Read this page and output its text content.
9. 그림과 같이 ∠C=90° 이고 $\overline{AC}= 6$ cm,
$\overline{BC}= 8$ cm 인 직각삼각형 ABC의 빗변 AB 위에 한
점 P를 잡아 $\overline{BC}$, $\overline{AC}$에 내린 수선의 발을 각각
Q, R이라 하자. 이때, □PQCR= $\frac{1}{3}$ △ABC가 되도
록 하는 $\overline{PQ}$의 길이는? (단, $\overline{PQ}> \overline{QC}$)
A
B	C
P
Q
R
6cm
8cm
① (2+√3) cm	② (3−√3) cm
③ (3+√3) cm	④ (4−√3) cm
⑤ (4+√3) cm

--------------------

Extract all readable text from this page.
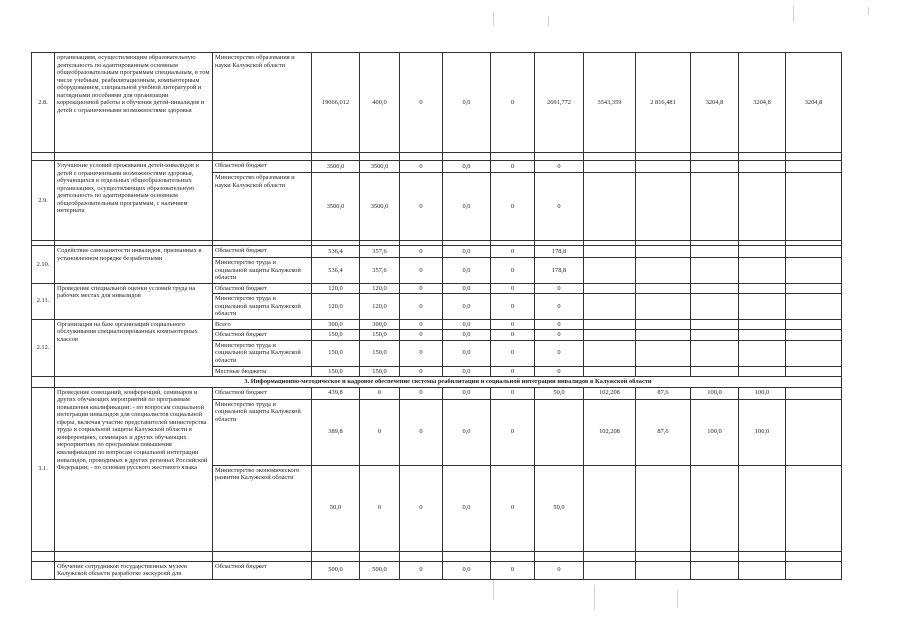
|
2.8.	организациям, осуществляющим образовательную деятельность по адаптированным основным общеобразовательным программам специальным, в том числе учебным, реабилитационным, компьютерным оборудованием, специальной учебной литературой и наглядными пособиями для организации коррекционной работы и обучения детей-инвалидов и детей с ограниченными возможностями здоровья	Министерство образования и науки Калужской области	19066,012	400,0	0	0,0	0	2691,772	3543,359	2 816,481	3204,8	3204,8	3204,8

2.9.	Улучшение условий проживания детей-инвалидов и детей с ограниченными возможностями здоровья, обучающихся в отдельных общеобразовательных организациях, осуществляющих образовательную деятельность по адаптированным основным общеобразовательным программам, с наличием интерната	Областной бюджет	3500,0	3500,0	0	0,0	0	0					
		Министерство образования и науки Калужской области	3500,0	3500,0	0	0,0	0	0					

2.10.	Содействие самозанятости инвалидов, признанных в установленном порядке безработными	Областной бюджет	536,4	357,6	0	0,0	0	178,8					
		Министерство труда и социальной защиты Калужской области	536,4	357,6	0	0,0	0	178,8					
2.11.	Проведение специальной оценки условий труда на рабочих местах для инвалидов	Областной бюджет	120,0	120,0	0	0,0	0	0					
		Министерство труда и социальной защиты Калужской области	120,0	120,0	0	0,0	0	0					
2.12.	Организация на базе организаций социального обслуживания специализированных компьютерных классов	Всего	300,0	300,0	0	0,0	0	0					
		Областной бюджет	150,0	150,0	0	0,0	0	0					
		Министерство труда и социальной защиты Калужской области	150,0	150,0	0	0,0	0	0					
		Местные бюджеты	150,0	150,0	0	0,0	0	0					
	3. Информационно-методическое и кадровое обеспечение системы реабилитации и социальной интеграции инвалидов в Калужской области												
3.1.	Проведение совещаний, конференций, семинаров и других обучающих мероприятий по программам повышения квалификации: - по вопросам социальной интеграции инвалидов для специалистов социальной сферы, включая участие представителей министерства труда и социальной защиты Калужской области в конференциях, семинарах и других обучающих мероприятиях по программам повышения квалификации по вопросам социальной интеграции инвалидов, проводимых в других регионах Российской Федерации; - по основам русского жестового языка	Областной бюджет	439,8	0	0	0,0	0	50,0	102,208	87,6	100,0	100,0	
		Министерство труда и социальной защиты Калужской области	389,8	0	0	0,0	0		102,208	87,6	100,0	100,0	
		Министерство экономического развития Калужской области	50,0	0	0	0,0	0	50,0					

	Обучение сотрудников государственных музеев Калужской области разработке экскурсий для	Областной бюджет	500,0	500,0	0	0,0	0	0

--------------------

- EXERCISE OBJECTIVE:
Track down all lines above with the string "специальной" and copy them.

- WRITTEN REPLY:
2.8.	организациям, осуществляющим образовательную деятельность по адаптированным основным общеобразовательным программам специальным, в том числе учебным, реабилитационным, компьютерным оборудованием, специальной учебной литературой и наглядными пособиями для организации коррекционной работы и обучения детей-инвалидов и детей с ограниченными возможностями здоровья	Министерство образования и науки Калужской области	19066,012	400,0	0	0,0	0	2691,772	3543,359	2 816,481	3204,8	3204,8	3204,8
2.11.	Проведение специальной оценки условий труда на рабочих местах для инвалидов	Областной бюджет	120,0	120,0	0	0,0	0	0					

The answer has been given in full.